◆ **SHORT EXERCISE**
Please reproduce the listing below verbatim, every line from the first to the last.
[Start]
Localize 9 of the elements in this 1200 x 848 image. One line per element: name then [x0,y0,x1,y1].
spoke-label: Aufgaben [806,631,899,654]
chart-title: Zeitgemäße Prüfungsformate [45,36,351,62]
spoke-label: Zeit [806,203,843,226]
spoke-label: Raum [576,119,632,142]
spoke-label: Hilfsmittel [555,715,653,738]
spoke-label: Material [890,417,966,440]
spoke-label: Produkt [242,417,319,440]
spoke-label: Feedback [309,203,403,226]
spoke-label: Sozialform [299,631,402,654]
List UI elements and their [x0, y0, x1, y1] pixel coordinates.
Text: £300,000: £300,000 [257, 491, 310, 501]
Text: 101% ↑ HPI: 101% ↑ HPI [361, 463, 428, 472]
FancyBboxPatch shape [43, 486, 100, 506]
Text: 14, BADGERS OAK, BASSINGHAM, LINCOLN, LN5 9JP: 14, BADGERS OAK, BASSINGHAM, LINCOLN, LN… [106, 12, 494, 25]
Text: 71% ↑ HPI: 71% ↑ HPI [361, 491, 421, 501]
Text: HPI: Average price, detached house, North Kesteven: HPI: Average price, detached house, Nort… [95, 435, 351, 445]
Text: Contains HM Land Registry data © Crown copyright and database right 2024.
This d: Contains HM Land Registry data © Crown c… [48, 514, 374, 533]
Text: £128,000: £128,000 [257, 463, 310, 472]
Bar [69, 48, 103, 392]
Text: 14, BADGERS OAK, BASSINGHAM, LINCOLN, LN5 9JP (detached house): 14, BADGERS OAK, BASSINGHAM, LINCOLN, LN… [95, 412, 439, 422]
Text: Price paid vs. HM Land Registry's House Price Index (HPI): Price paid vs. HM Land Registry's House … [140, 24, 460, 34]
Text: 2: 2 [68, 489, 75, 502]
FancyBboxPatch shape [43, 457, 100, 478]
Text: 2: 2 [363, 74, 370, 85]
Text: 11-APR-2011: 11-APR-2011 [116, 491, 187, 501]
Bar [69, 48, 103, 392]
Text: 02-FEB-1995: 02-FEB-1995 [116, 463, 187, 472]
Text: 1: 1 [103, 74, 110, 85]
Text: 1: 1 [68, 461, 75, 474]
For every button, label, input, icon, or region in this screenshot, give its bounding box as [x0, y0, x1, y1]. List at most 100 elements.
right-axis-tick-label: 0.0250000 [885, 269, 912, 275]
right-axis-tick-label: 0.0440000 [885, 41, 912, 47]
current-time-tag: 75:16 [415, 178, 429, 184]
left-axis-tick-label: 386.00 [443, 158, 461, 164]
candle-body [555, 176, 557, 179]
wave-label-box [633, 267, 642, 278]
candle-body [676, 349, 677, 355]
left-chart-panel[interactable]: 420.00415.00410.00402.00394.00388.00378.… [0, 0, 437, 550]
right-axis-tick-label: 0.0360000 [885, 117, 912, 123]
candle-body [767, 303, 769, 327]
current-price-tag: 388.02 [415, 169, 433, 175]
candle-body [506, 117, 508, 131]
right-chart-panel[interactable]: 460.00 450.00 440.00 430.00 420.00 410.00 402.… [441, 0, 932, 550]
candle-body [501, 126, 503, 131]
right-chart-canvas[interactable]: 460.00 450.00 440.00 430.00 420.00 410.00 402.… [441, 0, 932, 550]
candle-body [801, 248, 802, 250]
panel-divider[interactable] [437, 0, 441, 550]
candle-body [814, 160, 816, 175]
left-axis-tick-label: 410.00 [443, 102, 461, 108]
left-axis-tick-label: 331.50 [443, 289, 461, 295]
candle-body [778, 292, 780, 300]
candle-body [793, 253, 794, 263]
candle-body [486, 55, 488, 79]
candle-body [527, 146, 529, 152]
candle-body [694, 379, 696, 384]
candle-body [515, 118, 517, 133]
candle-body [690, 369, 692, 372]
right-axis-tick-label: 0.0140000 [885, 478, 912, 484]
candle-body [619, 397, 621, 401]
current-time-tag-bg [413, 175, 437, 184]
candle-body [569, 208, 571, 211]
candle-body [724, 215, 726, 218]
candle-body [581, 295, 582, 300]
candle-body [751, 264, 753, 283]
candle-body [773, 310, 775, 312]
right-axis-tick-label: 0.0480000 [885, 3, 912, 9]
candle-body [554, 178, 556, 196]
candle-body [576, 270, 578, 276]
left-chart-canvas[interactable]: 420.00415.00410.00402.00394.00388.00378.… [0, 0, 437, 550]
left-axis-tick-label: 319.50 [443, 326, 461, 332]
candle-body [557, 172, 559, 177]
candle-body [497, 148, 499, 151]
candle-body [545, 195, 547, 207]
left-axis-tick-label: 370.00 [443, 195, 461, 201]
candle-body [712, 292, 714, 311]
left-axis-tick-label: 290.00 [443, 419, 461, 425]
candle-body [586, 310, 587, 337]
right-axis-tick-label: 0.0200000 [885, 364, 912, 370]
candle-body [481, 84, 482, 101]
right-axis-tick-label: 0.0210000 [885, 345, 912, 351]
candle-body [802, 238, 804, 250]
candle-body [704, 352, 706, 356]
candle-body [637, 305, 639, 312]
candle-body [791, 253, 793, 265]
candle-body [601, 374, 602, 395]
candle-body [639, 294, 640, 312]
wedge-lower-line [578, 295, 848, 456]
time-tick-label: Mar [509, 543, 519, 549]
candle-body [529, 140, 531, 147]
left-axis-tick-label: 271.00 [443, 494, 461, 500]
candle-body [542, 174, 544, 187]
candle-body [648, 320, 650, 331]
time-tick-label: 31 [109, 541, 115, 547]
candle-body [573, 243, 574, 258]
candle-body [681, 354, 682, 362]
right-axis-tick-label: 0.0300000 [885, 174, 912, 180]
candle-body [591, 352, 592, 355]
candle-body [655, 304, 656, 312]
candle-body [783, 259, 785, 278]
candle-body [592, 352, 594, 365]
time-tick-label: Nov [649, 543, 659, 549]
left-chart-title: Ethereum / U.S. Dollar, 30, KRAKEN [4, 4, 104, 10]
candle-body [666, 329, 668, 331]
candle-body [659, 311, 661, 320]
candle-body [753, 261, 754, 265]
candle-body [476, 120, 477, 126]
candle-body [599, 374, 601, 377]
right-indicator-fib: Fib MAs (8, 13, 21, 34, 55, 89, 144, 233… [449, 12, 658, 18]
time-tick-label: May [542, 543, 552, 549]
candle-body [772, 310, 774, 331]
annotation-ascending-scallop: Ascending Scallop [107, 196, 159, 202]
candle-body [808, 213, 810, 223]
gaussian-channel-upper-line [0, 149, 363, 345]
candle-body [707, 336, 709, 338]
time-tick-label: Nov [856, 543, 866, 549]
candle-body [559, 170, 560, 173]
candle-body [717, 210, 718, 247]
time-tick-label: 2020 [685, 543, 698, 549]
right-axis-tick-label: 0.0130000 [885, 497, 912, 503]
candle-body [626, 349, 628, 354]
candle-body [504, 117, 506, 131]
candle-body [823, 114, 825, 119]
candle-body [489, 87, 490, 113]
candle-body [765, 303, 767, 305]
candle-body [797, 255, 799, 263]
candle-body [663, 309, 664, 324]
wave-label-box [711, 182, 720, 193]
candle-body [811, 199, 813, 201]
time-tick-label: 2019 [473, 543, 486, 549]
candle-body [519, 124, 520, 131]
[End]
◆ **EXERCISE ANSWER**
Localize 9 of the elements in this 1200 x 848 image. One line per element: name then [x0,y0,x1,y1].
spoke-label: Aufgaben [806,631,899,654]
chart-title: Zeitgemäße Prüfungsformate [45,36,351,62]
spoke-label: Zeit [806,203,843,226]
spoke-label: Raum [576,119,632,142]
spoke-label: Hilfsmittel [555,715,653,738]
spoke-label: Material [890,417,966,440]
spoke-label: Produkt [242,417,319,440]
spoke-label: Feedback [309,203,403,226]
spoke-label: Sozialform [299,631,402,654]
List UI elements and their [x0, y0, x1, y1] pixel coordinates.
Text: £300,000: £300,000 [257, 491, 310, 501]
Text: 101% ↑ HPI: 101% ↑ HPI [361, 463, 428, 472]
FancyBboxPatch shape [43, 486, 100, 506]
Text: 14, BADGERS OAK, BASSINGHAM, LINCOLN, LN5 9JP: 14, BADGERS OAK, BASSINGHAM, LINCOLN, LN… [106, 12, 494, 25]
Text: 71% ↑ HPI: 71% ↑ HPI [361, 491, 421, 501]
Text: HPI: Average price, detached house, North Kesteven: HPI: Average price, detached house, Nort… [95, 435, 351, 445]
Text: Contains HM Land Registry data © Crown copyright and database right 2024.
This d: Contains HM Land Registry data © Crown c… [48, 514, 374, 533]
Text: £128,000: £128,000 [257, 463, 310, 472]
Bar [69, 48, 103, 392]
Text: 14, BADGERS OAK, BASSINGHAM, LINCOLN, LN5 9JP (detached house): 14, BADGERS OAK, BASSINGHAM, LINCOLN, LN… [95, 412, 439, 422]
Text: Price paid vs. HM Land Registry's House Price Index (HPI): Price paid vs. HM Land Registry's House … [140, 24, 460, 34]
Text: 2: 2 [68, 489, 75, 502]
FancyBboxPatch shape [43, 457, 100, 478]
Text: 2: 2 [363, 74, 370, 85]
Text: 11-APR-2011: 11-APR-2011 [116, 491, 187, 501]
Bar [69, 48, 103, 392]
Text: 02-FEB-1995: 02-FEB-1995 [116, 463, 187, 472]
Text: 1: 1 [103, 74, 110, 85]
Text: 1: 1 [68, 461, 75, 474]
For every button, label, input, icon, or region in this screenshot, give its bounding box as [x0, y0, x1, y1]. List at most 100 elements.
right-axis-tick-label: 0.0250000 [885, 269, 912, 275]
right-axis-tick-label: 0.0440000 [885, 41, 912, 47]
current-time-tag: 75:16 [415, 178, 429, 184]
left-axis-tick-label: 386.00 [443, 158, 461, 164]
candle-body [555, 176, 557, 179]
wave-label-box [633, 267, 642, 278]
candle-body [676, 349, 677, 355]
left-chart-panel[interactable]: 420.00415.00410.00402.00394.00388.00378.… [0, 0, 437, 550]
right-axis-tick-label: 0.0360000 [885, 117, 912, 123]
candle-body [767, 303, 769, 327]
current-price-tag: 388.02 [415, 169, 433, 175]
candle-body [506, 117, 508, 131]
right-chart-panel[interactable]: 460.00 450.00 440.00 430.00 420.00 410.00 402.… [441, 0, 932, 550]
candle-body [501, 126, 503, 131]
right-chart-canvas[interactable]: 460.00 450.00 440.00 430.00 420.00 410.00 402.… [441, 0, 932, 550]
candle-body [801, 248, 802, 250]
panel-divider[interactable] [437, 0, 441, 550]
candle-body [814, 160, 816, 175]
left-axis-tick-label: 410.00 [443, 102, 461, 108]
left-axis-tick-label: 331.50 [443, 289, 461, 295]
candle-body [778, 292, 780, 300]
candle-body [793, 253, 794, 263]
candle-body [486, 55, 488, 79]
candle-body [527, 146, 529, 152]
candle-body [694, 379, 696, 384]
candle-body [515, 118, 517, 133]
candle-body [690, 369, 692, 372]
right-axis-tick-label: 0.0140000 [885, 478, 912, 484]
candle-body [619, 397, 621, 401]
current-time-tag-bg [413, 175, 437, 184]
candle-body [569, 208, 571, 211]
candle-body [724, 215, 726, 218]
candle-body [581, 295, 582, 300]
candle-body [751, 264, 753, 283]
candle-body [773, 310, 775, 312]
right-axis-tick-label: 0.0480000 [885, 3, 912, 9]
candle-body [554, 178, 556, 196]
candle-body [576, 270, 578, 276]
left-chart-canvas[interactable]: 420.00415.00410.00402.00394.00388.00378.… [0, 0, 437, 550]
left-axis-tick-label: 319.50 [443, 326, 461, 332]
candle-body [557, 172, 559, 177]
candle-body [497, 148, 499, 151]
candle-body [545, 195, 547, 207]
left-axis-tick-label: 370.00 [443, 195, 461, 201]
candle-body [712, 292, 714, 311]
left-axis-tick-label: 290.00 [443, 419, 461, 425]
candle-body [586, 310, 587, 337]
right-axis-tick-label: 0.0200000 [885, 364, 912, 370]
candle-body [481, 84, 482, 101]
right-axis-tick-label: 0.0210000 [885, 345, 912, 351]
candle-body [802, 238, 804, 250]
candle-body [704, 352, 706, 356]
candle-body [637, 305, 639, 312]
candle-body [791, 253, 793, 265]
candle-body [601, 374, 602, 395]
candle-body [639, 294, 640, 312]
wedge-lower-line [578, 295, 848, 456]
time-tick-label: Mar [509, 543, 519, 549]
candle-body [529, 140, 531, 147]
left-axis-tick-label: 271.00 [443, 494, 461, 500]
candle-body [542, 174, 544, 187]
candle-body [648, 320, 650, 331]
time-tick-label: 31 [109, 541, 115, 547]
candle-body [573, 243, 574, 258]
candle-body [681, 354, 682, 362]
right-axis-tick-label: 0.0300000 [885, 174, 912, 180]
candle-body [591, 352, 592, 355]
candle-body [655, 304, 656, 312]
candle-body [783, 259, 785, 278]
candle-body [592, 352, 594, 365]
time-tick-label: Nov [649, 543, 659, 549]
left-chart-title: Ethereum / U.S. Dollar, 30, KRAKEN [4, 4, 104, 10]
candle-body [666, 329, 668, 331]
candle-body [659, 311, 661, 320]
candle-body [753, 261, 754, 265]
candle-body [476, 120, 477, 126]
candle-body [599, 374, 601, 377]
right-indicator-fib: Fib MAs (8, 13, 21, 34, 55, 89, 144, 233… [449, 12, 658, 18]
time-tick-label: May [542, 543, 552, 549]
candle-body [772, 310, 774, 331]
annotation-ascending-scallop: Ascending Scallop [107, 196, 159, 202]
candle-body [808, 213, 810, 223]
gaussian-channel-upper-line [0, 149, 363, 345]
candle-body [707, 336, 709, 338]
time-tick-label: Nov [856, 543, 866, 549]
candle-body [559, 170, 560, 173]
candle-body [717, 210, 718, 247]
time-tick-label: 2020 [685, 543, 698, 549]
right-axis-tick-label: 0.0130000 [885, 497, 912, 503]
candle-body [626, 349, 628, 354]
candle-body [504, 117, 506, 131]
candle-body [823, 114, 825, 119]
candle-body [489, 87, 490, 113]
candle-body [765, 303, 767, 305]
candle-body [797, 255, 799, 263]
candle-body [663, 309, 664, 324]
wave-label-box [711, 182, 720, 193]
candle-body [811, 199, 813, 201]
time-tick-label: 2019 [473, 543, 486, 549]
candle-body [519, 124, 520, 131]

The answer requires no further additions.